Problem: State the number of lines with the string "oder" in them, and nothing else.

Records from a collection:
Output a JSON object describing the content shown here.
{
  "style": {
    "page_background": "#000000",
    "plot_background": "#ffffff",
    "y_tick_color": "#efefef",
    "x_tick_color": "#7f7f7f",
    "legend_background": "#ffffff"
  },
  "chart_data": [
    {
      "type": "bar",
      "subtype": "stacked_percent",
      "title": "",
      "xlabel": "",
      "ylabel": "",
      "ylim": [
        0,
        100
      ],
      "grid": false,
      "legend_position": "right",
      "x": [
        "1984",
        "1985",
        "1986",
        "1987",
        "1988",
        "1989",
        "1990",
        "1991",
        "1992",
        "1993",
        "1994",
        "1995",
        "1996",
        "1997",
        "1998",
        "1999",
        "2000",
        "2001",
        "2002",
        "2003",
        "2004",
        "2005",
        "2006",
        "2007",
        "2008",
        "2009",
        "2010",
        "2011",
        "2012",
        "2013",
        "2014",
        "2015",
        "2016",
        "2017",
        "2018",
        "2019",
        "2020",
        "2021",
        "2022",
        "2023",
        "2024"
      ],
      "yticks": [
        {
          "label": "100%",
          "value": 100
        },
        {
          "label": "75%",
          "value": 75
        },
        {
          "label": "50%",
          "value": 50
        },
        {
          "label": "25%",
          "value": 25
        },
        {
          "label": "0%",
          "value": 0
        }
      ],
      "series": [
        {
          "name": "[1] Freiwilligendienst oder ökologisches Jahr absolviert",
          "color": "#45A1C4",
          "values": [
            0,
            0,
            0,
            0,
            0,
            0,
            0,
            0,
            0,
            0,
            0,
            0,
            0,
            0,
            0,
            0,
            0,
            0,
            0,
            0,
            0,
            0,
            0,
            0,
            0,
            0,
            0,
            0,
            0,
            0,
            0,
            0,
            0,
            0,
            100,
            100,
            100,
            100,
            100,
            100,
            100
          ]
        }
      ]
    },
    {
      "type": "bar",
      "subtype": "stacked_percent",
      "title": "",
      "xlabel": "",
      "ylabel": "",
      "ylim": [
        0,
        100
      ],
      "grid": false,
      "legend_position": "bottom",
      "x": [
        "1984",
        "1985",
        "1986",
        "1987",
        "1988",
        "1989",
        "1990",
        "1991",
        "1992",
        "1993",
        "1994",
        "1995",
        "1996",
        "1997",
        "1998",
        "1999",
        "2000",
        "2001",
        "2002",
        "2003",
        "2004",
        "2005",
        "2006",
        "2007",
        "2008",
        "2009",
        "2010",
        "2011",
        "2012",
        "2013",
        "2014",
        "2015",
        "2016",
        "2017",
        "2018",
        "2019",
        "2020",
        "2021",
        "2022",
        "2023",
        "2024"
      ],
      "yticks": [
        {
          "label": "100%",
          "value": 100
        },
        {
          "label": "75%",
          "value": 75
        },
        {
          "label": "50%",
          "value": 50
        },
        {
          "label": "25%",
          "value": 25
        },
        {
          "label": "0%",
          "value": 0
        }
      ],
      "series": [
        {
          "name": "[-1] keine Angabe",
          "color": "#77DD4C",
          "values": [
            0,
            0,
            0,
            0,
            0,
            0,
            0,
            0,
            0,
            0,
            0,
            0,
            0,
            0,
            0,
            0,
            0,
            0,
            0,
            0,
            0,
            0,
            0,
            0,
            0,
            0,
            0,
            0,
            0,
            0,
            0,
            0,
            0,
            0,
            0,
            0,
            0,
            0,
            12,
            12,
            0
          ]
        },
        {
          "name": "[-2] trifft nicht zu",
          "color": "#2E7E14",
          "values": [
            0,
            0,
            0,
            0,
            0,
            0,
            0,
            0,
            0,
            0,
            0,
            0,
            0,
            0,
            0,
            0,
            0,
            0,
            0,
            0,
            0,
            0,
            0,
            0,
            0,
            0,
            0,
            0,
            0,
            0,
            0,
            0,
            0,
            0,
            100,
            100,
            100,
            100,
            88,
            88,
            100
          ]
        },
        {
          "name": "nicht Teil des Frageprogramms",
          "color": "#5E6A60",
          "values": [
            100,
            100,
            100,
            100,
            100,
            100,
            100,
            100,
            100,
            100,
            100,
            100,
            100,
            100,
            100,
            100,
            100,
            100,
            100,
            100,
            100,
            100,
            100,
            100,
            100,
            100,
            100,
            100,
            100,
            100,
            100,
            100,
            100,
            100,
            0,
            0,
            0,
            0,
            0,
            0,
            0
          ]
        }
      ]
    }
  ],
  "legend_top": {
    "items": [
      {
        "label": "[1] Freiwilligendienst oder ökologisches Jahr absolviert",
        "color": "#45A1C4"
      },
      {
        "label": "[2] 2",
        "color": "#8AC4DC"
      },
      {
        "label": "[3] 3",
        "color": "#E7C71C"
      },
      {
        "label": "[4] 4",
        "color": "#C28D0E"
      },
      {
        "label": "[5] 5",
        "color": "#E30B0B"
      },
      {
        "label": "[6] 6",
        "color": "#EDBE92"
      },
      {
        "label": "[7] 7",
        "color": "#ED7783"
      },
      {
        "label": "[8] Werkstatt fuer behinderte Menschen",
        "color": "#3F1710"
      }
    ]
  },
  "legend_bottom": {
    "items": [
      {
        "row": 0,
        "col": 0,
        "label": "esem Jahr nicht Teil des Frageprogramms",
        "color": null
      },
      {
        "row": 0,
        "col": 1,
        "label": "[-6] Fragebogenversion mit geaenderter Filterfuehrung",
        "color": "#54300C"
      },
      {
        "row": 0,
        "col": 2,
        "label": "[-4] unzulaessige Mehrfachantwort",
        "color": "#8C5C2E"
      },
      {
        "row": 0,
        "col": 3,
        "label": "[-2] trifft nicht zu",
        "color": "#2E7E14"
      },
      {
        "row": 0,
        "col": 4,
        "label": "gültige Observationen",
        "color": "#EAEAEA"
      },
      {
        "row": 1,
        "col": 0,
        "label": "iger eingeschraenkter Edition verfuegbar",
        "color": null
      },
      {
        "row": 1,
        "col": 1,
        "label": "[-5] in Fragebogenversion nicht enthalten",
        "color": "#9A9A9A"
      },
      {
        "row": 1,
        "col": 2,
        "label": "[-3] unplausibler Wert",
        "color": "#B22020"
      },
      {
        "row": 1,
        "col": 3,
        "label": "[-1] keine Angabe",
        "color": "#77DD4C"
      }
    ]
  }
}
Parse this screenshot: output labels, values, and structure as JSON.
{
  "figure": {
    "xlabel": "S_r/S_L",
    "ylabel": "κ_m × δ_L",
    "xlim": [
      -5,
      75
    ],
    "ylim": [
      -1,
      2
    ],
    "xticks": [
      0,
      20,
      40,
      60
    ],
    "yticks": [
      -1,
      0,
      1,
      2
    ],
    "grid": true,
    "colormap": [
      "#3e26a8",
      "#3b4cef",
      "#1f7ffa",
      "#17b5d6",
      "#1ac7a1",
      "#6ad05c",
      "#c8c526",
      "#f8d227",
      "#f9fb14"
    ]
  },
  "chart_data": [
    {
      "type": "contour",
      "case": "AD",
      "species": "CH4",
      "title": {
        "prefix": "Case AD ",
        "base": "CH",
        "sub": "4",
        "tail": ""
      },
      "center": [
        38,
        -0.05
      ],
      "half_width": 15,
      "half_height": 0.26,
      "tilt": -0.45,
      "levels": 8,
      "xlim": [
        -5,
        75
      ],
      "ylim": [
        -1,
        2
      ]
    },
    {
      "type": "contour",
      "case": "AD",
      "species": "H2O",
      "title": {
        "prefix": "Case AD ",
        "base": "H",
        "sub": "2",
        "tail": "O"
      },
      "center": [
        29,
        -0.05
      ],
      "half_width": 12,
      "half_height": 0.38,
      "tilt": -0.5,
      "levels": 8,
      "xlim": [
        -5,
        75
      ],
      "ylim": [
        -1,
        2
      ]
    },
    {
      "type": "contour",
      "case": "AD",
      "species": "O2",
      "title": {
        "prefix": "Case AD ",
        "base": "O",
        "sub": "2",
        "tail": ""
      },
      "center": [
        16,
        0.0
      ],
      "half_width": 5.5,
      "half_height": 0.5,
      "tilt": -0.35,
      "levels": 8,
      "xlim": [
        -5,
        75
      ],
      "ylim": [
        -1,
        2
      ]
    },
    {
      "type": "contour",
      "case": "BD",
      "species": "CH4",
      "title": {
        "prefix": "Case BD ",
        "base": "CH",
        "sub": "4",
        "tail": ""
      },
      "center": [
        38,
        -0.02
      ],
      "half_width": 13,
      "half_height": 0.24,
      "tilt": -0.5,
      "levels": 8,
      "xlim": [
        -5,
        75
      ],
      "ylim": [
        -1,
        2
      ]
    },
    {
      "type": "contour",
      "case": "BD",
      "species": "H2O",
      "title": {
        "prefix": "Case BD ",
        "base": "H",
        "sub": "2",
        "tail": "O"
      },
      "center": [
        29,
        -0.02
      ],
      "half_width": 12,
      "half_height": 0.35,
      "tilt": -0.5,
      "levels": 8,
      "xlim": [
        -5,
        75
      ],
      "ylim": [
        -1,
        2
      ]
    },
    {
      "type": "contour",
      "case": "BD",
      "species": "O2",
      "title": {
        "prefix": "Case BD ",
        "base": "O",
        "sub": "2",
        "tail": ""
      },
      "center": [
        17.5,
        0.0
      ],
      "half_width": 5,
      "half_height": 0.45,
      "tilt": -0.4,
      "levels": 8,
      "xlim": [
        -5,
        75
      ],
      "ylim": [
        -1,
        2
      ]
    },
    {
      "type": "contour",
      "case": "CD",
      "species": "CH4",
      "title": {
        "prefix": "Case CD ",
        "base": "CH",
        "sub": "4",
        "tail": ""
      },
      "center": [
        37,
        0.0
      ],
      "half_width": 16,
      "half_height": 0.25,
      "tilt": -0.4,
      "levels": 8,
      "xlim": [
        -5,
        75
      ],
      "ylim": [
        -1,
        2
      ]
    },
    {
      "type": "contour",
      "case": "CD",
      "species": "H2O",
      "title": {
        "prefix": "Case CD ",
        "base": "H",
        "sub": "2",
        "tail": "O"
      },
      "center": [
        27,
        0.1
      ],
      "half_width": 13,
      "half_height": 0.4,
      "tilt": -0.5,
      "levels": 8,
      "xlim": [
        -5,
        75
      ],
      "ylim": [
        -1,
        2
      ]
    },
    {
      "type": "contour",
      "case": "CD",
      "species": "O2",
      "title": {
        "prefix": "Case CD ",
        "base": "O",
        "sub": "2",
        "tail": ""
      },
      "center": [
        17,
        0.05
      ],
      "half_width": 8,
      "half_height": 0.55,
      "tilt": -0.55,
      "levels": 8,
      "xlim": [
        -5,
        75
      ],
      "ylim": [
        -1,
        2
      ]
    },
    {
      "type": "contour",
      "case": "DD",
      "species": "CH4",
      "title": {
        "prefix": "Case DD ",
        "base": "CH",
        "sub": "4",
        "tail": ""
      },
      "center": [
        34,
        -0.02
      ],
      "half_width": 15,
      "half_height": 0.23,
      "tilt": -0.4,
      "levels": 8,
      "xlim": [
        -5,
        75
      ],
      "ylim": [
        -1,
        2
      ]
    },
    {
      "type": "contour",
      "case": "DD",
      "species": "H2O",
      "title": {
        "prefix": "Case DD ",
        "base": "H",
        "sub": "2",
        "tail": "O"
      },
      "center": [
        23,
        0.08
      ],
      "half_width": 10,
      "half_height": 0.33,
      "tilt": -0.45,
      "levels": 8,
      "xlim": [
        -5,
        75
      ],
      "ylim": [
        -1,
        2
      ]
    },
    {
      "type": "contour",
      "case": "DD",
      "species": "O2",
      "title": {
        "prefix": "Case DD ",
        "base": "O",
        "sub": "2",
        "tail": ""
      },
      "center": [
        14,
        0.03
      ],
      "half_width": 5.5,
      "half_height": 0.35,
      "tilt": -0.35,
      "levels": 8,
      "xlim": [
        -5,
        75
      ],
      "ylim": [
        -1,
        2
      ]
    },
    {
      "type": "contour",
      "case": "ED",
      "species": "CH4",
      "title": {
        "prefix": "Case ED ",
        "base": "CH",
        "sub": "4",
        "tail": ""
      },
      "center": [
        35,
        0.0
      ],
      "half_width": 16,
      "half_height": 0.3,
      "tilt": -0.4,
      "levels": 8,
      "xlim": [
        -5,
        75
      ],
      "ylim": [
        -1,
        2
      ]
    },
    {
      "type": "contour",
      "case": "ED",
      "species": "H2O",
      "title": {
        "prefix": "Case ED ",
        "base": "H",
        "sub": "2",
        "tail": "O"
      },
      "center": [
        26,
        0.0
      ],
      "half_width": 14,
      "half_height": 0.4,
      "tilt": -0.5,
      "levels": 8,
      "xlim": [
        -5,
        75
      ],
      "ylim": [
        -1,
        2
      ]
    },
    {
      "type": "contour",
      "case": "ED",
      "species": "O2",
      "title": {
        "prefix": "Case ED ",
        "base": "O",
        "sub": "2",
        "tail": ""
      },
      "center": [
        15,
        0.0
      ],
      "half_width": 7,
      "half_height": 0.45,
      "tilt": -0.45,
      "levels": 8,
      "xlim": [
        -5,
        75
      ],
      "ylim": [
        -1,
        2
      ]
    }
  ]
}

Finished exercise: 2